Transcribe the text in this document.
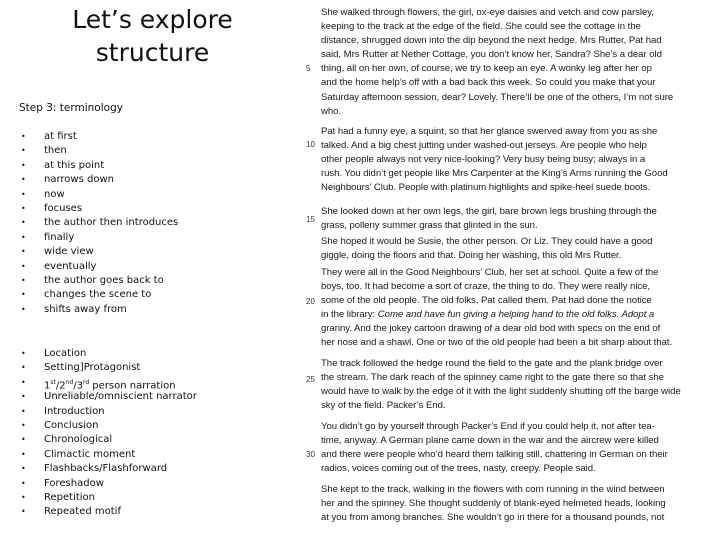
Let’s explore
structure
Step 3: terminology
• at first
• then
• at this point
• narrows down
• now
• focuses
• the author then introduces
• finally
• wide view
• eventually
• the author goes back to
• changes the scene to
• shifts away from
• Location
• Setting]Protagonist
• 1st/2nd/3rd person narration
• Unreliable/omniscient narrator
• Introduction
• Conclusion
• Chronological
• Climactic moment
• Flashbacks/Flashforward
• Foreshadow
• Repetition
• Repeated motif
She walked through flowers, the girl, ox-eye daisies and vetch and cow parsley,
keeping to the track at the edge of the field. She could see the cottage in the
distance, shrugged down into the dip beyond the next hedge. Mrs Rutter, Pat had
said, Mrs Rutter at Nether Cottage, you don’t know her, Sandra? She’s a dear old
thing, all on her own, of course, we try to keep an eye. A wonky leg after her op
and the home help’s off with a bad back this week. So could you make that your
Saturday afternoon session, dear? Lovely. There’ll be one of the others, I’m not sure
who.
Pat had a funny eye, a squint, so that her glance swerved away from you as she
talked. And a big chest jutting under washed-out jerseys. Are people who help
other people always not very nice-looking? Very busy being busy; always in a
rush. You didn’t get people like Mrs Carpenter at the King’s Arms running the Good
Neighbours’ Club. People with platinum highlights and spike-heel suede boots.
She looked down at her own legs, the girl, bare brown legs brushing through the
grass, polleny summer grass that glinted in the sun.
She hoped it would be Susie, the other person. Or Liz. They could have a good
giggle, doing the floors and that. Doing her washing, this old Mrs Rutter.
They were all in the Good Neighbours’ Club, her set at school. Quite a few of the
boys, too. It had become a sort of craze, the thing to do. They were really nice,
some of the old people. The old folks, Pat called them. Pat had done the notice
in the library: Come and have fun giving a helping hand to the old folks. Adopt a
granny. And the jokey cartoon drawing of a dear old bod with specs on the end of
her nose and a shawl. One or two of the old people had been a bit sharp about that.
The track followed the hedge round the field to the gate and the plank bridge over
the stream. The dark reach of the spinney came right to the gate there so that she
would have to walk by the edge of it with the light suddenly shutting off the barge wide
sky of the field. Packer’s End.
You didn’t go by yourself through Packer’s End if you could help it, not after tea-
time, anyway. A German plane came down in the war and the aircrew were killed
and there were people who’d heard them talking still, chattering in German on their
radios, voices coming out of the trees, nasty, creepy. People said.
She kept to the track, walking in the flowers with corn running in the wind between
her and the spinney. She thought suddenly of blank-eyed helmeted heads, looking
at you from among branches. She wouldn’t go in there for a thousand pounds, not
5
10
15
20
25
30
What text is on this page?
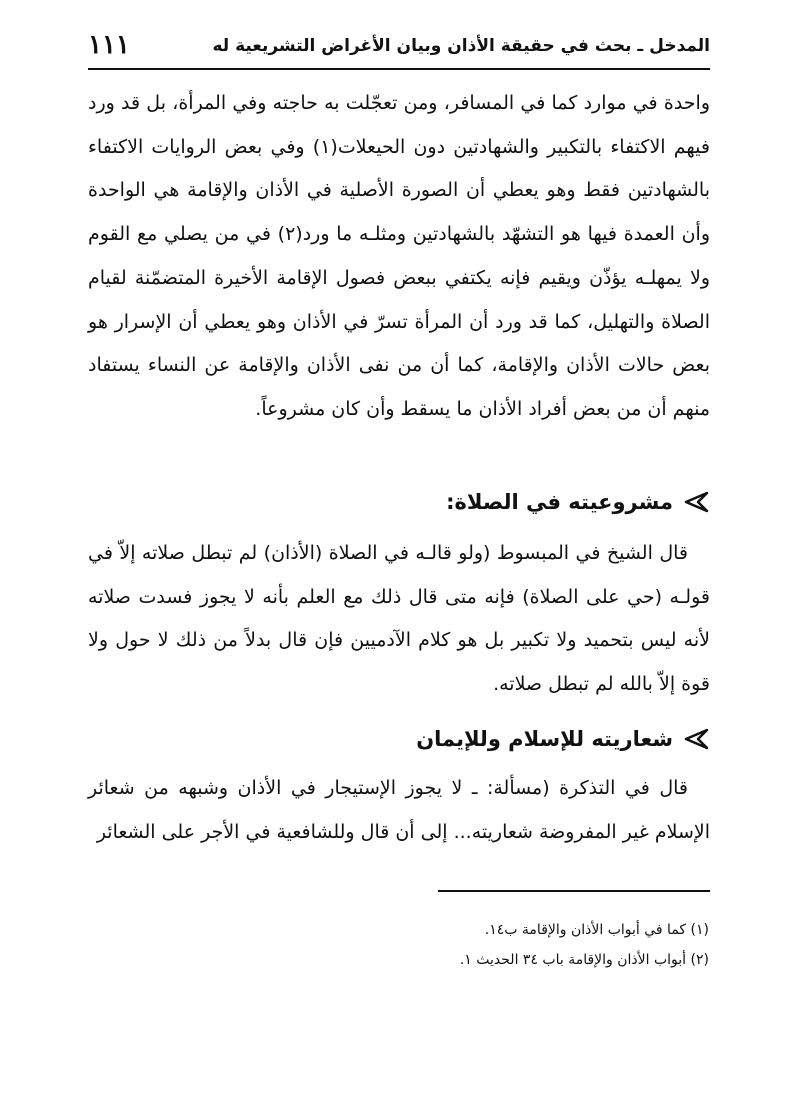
المدخل ـ بحث في حقيقة الأذان وبيان الأغراض التشريعية له
١١١

واحدة في موارد كما في المسافر، ومن تعجّلت به حاجته وفي المرأة، بل قد ورد فيهم الاكتفاء بالتكبير والشهادتين دون الحيعلات(١) وفي بعض الروايات الاكتفاء بالشهادتين فقط وهو يعطي أن الصورة الأصلية في الأذان والإقامة هي الواحدة وأن العمدة فيها هو التشهّد بالشهادتين ومثلـه ما ورد(٢) في من يصلي مع القوم ولا يمهلـه يؤذّن ويقيم فإنه يكتفي ببعض فصول الإقامة الأخيرة المتضمّنة لقيام الصلاة والتهليل، كما قد ورد أن المرأة تسرّ في الأذان وهو يعطي أن الإسرار هو بعض حالات الأذان والإقامة، كما أن من نفى الأذان والإقامة عن النساء يستفاد منهم أن من بعض أفراد الأذان ما يسقط وأن كان مشروعاً.

مشروعيته في الصلاة:

قال الشيخ في المبسوط (ولو قالـه في الصلاة (الأذان) لم تبطل صلاته إلاّ في قولـه (حي على الصلاة) فإنه متى قال ذلك مع العلم بأنه لا يجوز فسدت صلاته لأنه ليس بتحميد ولا تكبير بل هو كلام الآدميين فإن قال بدلاً من ذلك لا حول ولا قوة إلاّ بالله لم تبطل صلاته.

شعاريته للإسلام وللإيمان

قال في التذكرة (مسألة: ـ لا يجوز الإستيجار في الأذان وشبهه من شعائر الإسلام غير المفروضة شعاريته... إلى أن قال وللشافعية في الأجر على الشعائر

(١) كما في أبواب الأذان والإقامة ب١٤.

(٢) أبواب الأذان والإقامة باب ٣٤ الحديث ١.
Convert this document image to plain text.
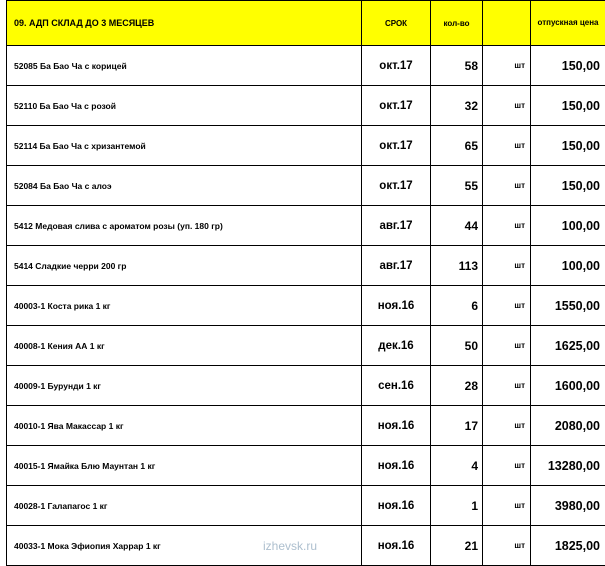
09. АДП СКЛАД ДО 3 МЕСЯЦЕВ	СРОК	кол-во		отпускная цена
52085 Ба Бао Ча с корицей	окт.17	58	шт	150,00
52110 Ба Бао Ча с розой	окт.17	32	шт	150,00
52114 Ба Бао Ча с хризантемой	окт.17	65	шт	150,00
52084 Ба Бао Ча с алоэ	окт.17	55	шт	150,00
5412 Медовая слива с ароматом розы (уп. 180 гр)	авг.17	44	шт	100,00
5414 Сладкие черри 200 гр	авг.17	113	шт	100,00
40003-1 Коста рика 1 кг	ноя.16	6	шт	1550,00
40008-1 Кения АА 1 кг	дек.16	50	шт	1625,00
40009-1 Бурунди 1 кг	сен.16	28	шт	1600,00
40010-1 Ява Макассар 1 кг	ноя.16	17	шт	2080,00
40015-1 Ямайка Блю Маунтан 1 кг	ноя.16	4	шт	13280,00
40028-1 Галапагос 1 кг	ноя.16	1	шт	3980,00
40033-1 Мока Эфиопия Харрар 1 кг	ноя.16	21	шт	1825,00
izhevsk.ru
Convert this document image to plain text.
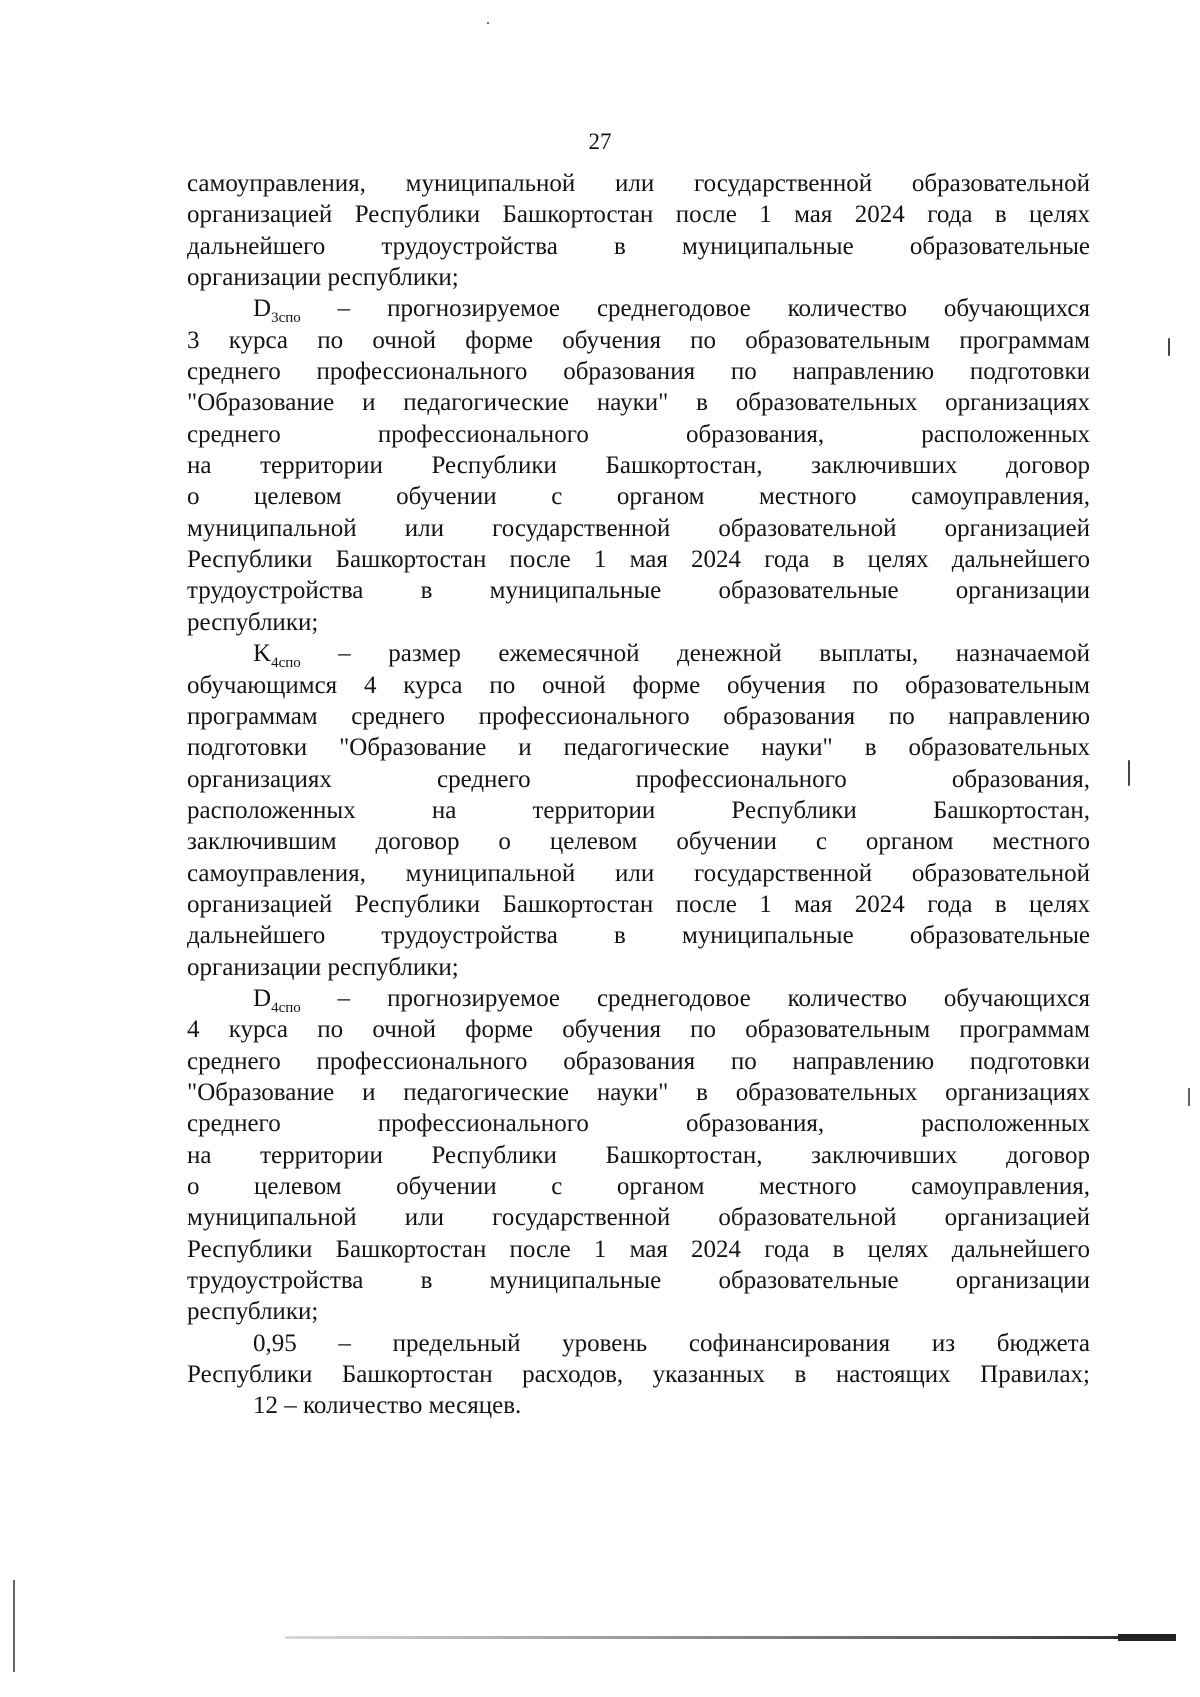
27
самоуправления, муниципальной или государственной образовательной
организацией Республики Башкортостан после 1 мая 2024 года в целях
дальнейшего трудоустройства в муниципальные образовательные
организации республики;
$D_{3спо}$ – прогнозируемое среднегодовое количество обучающихся
3 курса по очной форме обучения по образовательным программам
среднего профессионального образования по направлению подготовки
"Образование и педагогические науки" в образовательных организациях
среднего профессионального образования, расположенных
на территории Республики Башкортостан, заключивших договор
о целевом обучении с органом местного самоуправления,
муниципальной или государственной образовательной организацией
Республики Башкортостан после 1 мая 2024 года в целях дальнейшего
трудоустройства в муниципальные образовательные организации
республики;
$K_{4спо}$ – размер ежемесячной денежной выплаты, назначаемой
обучающимся 4 курса по очной форме обучения по образовательным
программам среднего профессионального образования по направлению
подготовки "Образование и педагогические науки" в образовательных
организациях среднего профессионального образования,
расположенных на территории Республики Башкортостан,
заключившим договор о целевом обучении с органом местного
самоуправления, муниципальной или государственной образовательной
организацией Республики Башкортостан после 1 мая 2024 года в целях
дальнейшего трудоустройства в муниципальные образовательные
организации республики;
$D_{4спо}$ – прогнозируемое среднегодовое количество обучающихся
4 курса по очной форме обучения по образовательным программам
среднего профессионального образования по направлению подготовки
"Образование и педагогические науки" в образовательных организациях
среднего профессионального образования, расположенных
на территории Республики Башкортостан, заключивших договор
о целевом обучении с органом местного самоуправления,
муниципальной или государственной образовательной организацией
Республики Башкортостан после 1 мая 2024 года в целях дальнейшего
трудоустройства в муниципальные образовательные организации
республики;
0,95 – предельный уровень софинансирования из бюджета
Республики Башкортостан расходов, указанных в настоящих Правилах;
12 – количество месяцев.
^^^^^^^^^^^^^^^^
### Work to do
Leave out the pictures and copy the rest of the material above exactly.

### Complete response
Transcribe the text in this document.
Let’s explore
structure
Step 3: terminology
• at first
• then
• at this point
• narrows down
• now
• focuses
• the author then introduces
• finally
• wide view
• eventually
• the author goes back to
• changes the scene to
• shifts away from
• Location
• Setting]Protagonist
• 1st/2nd/3rd person narration
• Unreliable/omniscient narrator
• Introduction
• Conclusion
• Chronological
• Climactic moment
• Flashbacks/Flashforward
• Foreshadow
• Repetition
• Repeated motif
She walked through flowers, the girl, ox-eye daisies and vetch and cow parsley,
keeping to the track at the edge of the field. She could see the cottage in the
distance, shrugged down into the dip beyond the next hedge. Mrs Rutter, Pat had
said, Mrs Rutter at Nether Cottage, you don’t know her, Sandra? She’s a dear old
thing, all on her own, of course, we try to keep an eye. A wonky leg after her op
and the home help’s off with a bad back this week. So could you make that your
Saturday afternoon session, dear? Lovely. There’ll be one of the others, I’m not sure
who.
Pat had a funny eye, a squint, so that her glance swerved away from you as she
talked. And a big chest jutting under washed-out jerseys. Are people who help
other people always not very nice-looking? Very busy being busy; always in a
rush. You didn’t get people like Mrs Carpenter at the King’s Arms running the Good
Neighbours’ Club. People with platinum highlights and spike-heel suede boots.
She looked down at her own legs, the girl, bare brown legs brushing through the
grass, polleny summer grass that glinted in the sun.
She hoped it would be Susie, the other person. Or Liz. They could have a good
giggle, doing the floors and that. Doing her washing, this old Mrs Rutter.
They were all in the Good Neighbours’ Club, her set at school. Quite a few of the
boys, too. It had become a sort of craze, the thing to do. They were really nice,
some of the old people. The old folks, Pat called them. Pat had done the notice
in the library: Come and have fun giving a helping hand to the old folks. Adopt a
granny. And the jokey cartoon drawing of a dear old bod with specs on the end of
her nose and a shawl. One or two of the old people had been a bit sharp about that.
The track followed the hedge round the field to the gate and the plank bridge over
the stream. The dark reach of the spinney came right to the gate there so that she
would have to walk by the edge of it with the light suddenly shutting off the barge wide
sky of the field. Packer’s End.
You didn’t go by yourself through Packer’s End if you could help it, not after tea-
time, anyway. A German plane came down in the war and the aircrew were killed
and there were people who’d heard them talking still, chattering in German on their
radios, voices coming out of the trees, nasty, creepy. People said.
She kept to the track, walking in the flowers with corn running in the wind between
her and the spinney. She thought suddenly of blank-eyed helmeted heads, looking
at you from among branches. She wouldn’t go in there for a thousand pounds, not
5
10
15
20
25
30
What text is on this page?
المدخل ـ بحث في حقيقة الأذان وبيان الأغراض التشريعية له
١١١

واحدة في موارد كما في المسافر، ومن تعجّلت به حاجته وفي المرأة، بل قد ورد فيهم الاكتفاء بالتكبير والشهادتين دون الحيعلات(١) وفي بعض الروايات الاكتفاء بالشهادتين فقط وهو يعطي أن الصورة الأصلية في الأذان والإقامة هي الواحدة وأن العمدة فيها هو التشهّد بالشهادتين ومثلـه ما ورد(٢) في من يصلي مع القوم ولا يمهلـه يؤذّن ويقيم فإنه يكتفي ببعض فصول الإقامة الأخيرة المتضمّنة لقيام الصلاة والتهليل، كما قد ورد أن المرأة تسرّ في الأذان وهو يعطي أن الإسرار هو بعض حالات الأذان والإقامة، كما أن من نفى الأذان والإقامة عن النساء يستفاد منهم أن من بعض أفراد الأذان ما يسقط وأن كان مشروعاً.

مشروعيته في الصلاة:

قال الشيخ في المبسوط (ولو قالـه في الصلاة (الأذان) لم تبطل صلاته إلاّ في قولـه (حي على الصلاة) فإنه متى قال ذلك مع العلم بأنه لا يجوز فسدت صلاته لأنه ليس بتحميد ولا تكبير بل هو كلام الآدميين فإن قال بدلاً من ذلك لا حول ولا قوة إلاّ بالله لم تبطل صلاته.

شعاريته للإسلام وللإيمان

قال في التذكرة (مسألة: ـ لا يجوز الإستيجار في الأذان وشبهه من شعائر الإسلام غير المفروضة شعاريته... إلى أن قال وللشافعية في الأجر على الشعائر

(١) كما في أبواب الأذان والإقامة ب١٤.

(٢) أبواب الأذان والإقامة باب ٣٤ الحديث ١.
Convert this document image to plain text.
09. АДП СКЛАД ДО 3 МЕСЯЦЕВ	СРОК	кол-во		отпускная цена
52085 Ба Бао Ча с корицей	окт.17	58	шт	150,00
52110 Ба Бао Ча с розой	окт.17	32	шт	150,00
52114 Ба Бао Ча с хризантемой	окт.17	65	шт	150,00
52084 Ба Бао Ча с алоэ	окт.17	55	шт	150,00
5412 Медовая слива с ароматом розы (уп. 180 гр)	авг.17	44	шт	100,00
5414 Сладкие черри 200 гр	авг.17	113	шт	100,00
40003-1 Коста рика 1 кг	ноя.16	6	шт	1550,00
40008-1 Кения АА 1 кг	дек.16	50	шт	1625,00
40009-1 Бурунди 1 кг	сен.16	28	шт	1600,00
40010-1 Ява Макассар 1 кг	ноя.16	17	шт	2080,00
40015-1 Ямайка Блю Маунтан 1 кг	ноя.16	4	шт	13280,00
40028-1 Галапагос 1 кг	ноя.16	1	шт	3980,00
40033-1 Мока Эфиопия Харрар 1 кг	ноя.16	21	шт	1825,00
izhevsk.ru
Convert this document image to plain text.
27
самоуправления, муниципальной или государственной образовательной
организацией Республики Башкортостан после 1 мая 2024 года в целях
дальнейшего трудоустройства в муниципальные образовательные
организации республики;
$D_{3спо}$ – прогнозируемое среднегодовое количество обучающихся
3 курса по очной форме обучения по образовательным программам
среднего профессионального образования по направлению подготовки
"Образование и педагогические науки" в образовательных организациях
среднего профессионального образования, расположенных
на территории Республики Башкортостан, заключивших договор
о целевом обучении с органом местного самоуправления,
муниципальной или государственной образовательной организацией
Республики Башкортостан после 1 мая 2024 года в целях дальнейшего
трудоустройства в муниципальные образовательные организации
республики;
$K_{4спо}$ – размер ежемесячной денежной выплаты, назначаемой
обучающимся 4 курса по очной форме обучения по образовательным
программам среднего профессионального образования по направлению
подготовки "Образование и педагогические науки" в образовательных
организациях среднего профессионального образования,
расположенных на территории Республики Башкортостан,
заключившим договор о целевом обучении с органом местного
самоуправления, муниципальной или государственной образовательной
организацией Республики Башкортостан после 1 мая 2024 года в целях
дальнейшего трудоустройства в муниципальные образовательные
организации республики;
$D_{4спо}$ – прогнозируемое среднегодовое количество обучающихся
4 курса по очной форме обучения по образовательным программам
среднего профессионального образования по направлению подготовки
"Образование и педагогические науки" в образовательных организациях
среднего профессионального образования, расположенных
на территории Республики Башкортостан, заключивших договор
о целевом обучении с органом местного самоуправления,
муниципальной или государственной образовательной организацией
Республики Башкортостан после 1 мая 2024 года в целях дальнейшего
трудоустройства в муниципальные образовательные организации
республики;
0,95 – предельный уровень софинансирования из бюджета
Республики Башкортостан расходов, указанных в настоящих Правилах;
12 – количество месяцев.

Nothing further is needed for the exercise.